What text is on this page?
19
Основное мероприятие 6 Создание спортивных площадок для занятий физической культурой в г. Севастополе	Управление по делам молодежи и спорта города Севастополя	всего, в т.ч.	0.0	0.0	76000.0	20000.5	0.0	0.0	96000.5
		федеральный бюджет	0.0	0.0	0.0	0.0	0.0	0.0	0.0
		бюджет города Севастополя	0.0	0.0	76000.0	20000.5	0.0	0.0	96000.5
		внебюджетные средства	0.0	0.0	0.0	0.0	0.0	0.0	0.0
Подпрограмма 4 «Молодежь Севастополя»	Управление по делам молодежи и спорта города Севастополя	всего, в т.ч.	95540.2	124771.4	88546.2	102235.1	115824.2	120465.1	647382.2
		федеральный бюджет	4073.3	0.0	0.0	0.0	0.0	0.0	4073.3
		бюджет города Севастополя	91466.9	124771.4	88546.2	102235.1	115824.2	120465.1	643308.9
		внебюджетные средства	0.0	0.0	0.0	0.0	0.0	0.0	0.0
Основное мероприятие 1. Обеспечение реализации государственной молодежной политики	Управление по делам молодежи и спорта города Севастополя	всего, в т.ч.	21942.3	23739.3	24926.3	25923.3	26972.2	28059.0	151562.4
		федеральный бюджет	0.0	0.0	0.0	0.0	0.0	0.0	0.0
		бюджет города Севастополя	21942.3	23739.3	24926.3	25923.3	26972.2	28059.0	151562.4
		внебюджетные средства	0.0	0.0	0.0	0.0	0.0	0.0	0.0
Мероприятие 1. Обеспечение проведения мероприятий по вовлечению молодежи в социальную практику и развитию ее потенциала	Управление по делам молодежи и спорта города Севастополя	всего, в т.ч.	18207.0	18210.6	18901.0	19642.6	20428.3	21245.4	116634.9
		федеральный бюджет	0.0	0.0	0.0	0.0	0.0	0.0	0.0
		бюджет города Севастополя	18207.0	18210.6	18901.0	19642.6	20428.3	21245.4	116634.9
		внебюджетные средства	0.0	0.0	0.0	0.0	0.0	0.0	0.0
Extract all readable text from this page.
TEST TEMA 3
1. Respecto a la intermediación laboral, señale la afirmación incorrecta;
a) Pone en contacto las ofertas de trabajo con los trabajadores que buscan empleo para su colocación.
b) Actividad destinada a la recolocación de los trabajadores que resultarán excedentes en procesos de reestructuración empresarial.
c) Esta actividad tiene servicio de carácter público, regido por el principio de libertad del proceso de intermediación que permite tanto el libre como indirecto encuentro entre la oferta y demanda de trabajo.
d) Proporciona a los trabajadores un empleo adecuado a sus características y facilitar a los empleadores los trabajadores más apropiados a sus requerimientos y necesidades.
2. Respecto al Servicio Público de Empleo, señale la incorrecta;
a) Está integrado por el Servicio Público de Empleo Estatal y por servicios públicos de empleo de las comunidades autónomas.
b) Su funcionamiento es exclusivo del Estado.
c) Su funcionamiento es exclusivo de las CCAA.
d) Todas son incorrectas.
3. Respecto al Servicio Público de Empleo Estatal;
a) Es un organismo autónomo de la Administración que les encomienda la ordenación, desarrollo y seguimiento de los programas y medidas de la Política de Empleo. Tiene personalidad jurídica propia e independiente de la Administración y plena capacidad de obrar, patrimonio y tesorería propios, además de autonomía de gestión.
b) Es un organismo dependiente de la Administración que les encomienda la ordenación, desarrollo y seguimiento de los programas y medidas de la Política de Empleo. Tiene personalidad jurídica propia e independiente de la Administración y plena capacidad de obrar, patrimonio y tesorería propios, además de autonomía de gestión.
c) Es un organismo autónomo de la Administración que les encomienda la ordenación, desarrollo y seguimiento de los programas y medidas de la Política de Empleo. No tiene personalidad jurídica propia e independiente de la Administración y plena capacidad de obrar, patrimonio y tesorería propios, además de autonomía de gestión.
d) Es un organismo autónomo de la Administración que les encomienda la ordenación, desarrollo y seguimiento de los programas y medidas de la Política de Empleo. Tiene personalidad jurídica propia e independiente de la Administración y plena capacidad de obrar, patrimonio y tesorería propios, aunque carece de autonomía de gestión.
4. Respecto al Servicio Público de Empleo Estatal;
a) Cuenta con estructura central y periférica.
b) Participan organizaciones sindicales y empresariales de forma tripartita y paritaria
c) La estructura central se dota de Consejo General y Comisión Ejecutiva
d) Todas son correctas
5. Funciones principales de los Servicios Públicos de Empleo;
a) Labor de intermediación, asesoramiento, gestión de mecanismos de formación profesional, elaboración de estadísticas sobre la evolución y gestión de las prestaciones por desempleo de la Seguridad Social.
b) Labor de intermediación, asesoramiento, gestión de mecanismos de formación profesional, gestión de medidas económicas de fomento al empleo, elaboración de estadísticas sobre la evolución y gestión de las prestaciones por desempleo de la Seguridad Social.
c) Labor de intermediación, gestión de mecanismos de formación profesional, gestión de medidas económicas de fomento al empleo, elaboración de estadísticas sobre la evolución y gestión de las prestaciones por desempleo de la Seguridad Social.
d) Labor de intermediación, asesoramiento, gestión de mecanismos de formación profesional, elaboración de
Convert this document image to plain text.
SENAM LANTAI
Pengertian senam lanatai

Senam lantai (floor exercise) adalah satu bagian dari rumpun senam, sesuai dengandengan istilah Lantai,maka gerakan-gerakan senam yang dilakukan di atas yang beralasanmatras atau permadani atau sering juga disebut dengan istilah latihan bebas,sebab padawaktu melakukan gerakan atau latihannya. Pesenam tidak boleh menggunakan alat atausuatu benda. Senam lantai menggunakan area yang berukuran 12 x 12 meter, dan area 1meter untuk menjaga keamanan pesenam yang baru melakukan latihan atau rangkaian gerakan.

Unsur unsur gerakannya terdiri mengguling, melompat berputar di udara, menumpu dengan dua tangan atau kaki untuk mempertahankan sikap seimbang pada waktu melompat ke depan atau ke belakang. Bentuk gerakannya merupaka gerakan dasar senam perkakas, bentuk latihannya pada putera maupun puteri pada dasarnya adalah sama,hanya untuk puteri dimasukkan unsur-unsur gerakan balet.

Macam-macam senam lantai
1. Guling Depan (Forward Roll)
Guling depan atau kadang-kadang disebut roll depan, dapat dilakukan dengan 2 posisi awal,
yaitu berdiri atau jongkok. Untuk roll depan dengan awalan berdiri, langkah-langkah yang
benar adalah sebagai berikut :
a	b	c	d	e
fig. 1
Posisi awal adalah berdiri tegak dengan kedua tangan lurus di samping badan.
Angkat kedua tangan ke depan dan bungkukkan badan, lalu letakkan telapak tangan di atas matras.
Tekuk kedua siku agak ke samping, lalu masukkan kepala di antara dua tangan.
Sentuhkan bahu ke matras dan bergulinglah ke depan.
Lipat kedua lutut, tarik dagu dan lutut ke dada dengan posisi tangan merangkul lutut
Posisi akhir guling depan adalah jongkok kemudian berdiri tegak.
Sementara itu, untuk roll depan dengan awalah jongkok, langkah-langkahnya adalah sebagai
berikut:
===============
Instructions for the task: Scan the listing above for the word "personalidad" and show each line where it is found.

Final result:
a) Es un organismo autónomo de la Administración que les encomienda la ordenación, desarrollo y seguimiento de los programas y medidas de la Política de Empleo. Tiene personalidad jurídica propia e independiente de la Administración y plena capacidad de obrar, patrimonio y tesorería propios, además de autonomía de gestión.
b) Es un organismo dependiente de la Administración que les encomienda la ordenación, desarrollo y seguimiento de los programas y medidas de la Política de Empleo. Tiene personalidad jurídica propia e independiente de la Administración y plena capacidad de obrar, patrimonio y tesorería propios, además de autonomía de gestión.
c) Es un organismo autónomo de la Administración que les encomienda la ordenación, desarrollo y seguimiento de los programas y medidas de la Política de Empleo. No tiene personalidad jurídica propia e independiente de la Administración y plena capacidad de obrar, patrimonio y tesorería propios, además de autonomía de gestión.
d) Es un organismo autónomo de la Administración que les encomienda la ordenación, desarrollo y seguimiento de los programas y medidas de la Política de Empleo. Tiene personalidad jurídica propia e independiente de la Administración y plena capacidad de obrar, patrimonio y tesorería propios, aunque carece de autonomía de gestión.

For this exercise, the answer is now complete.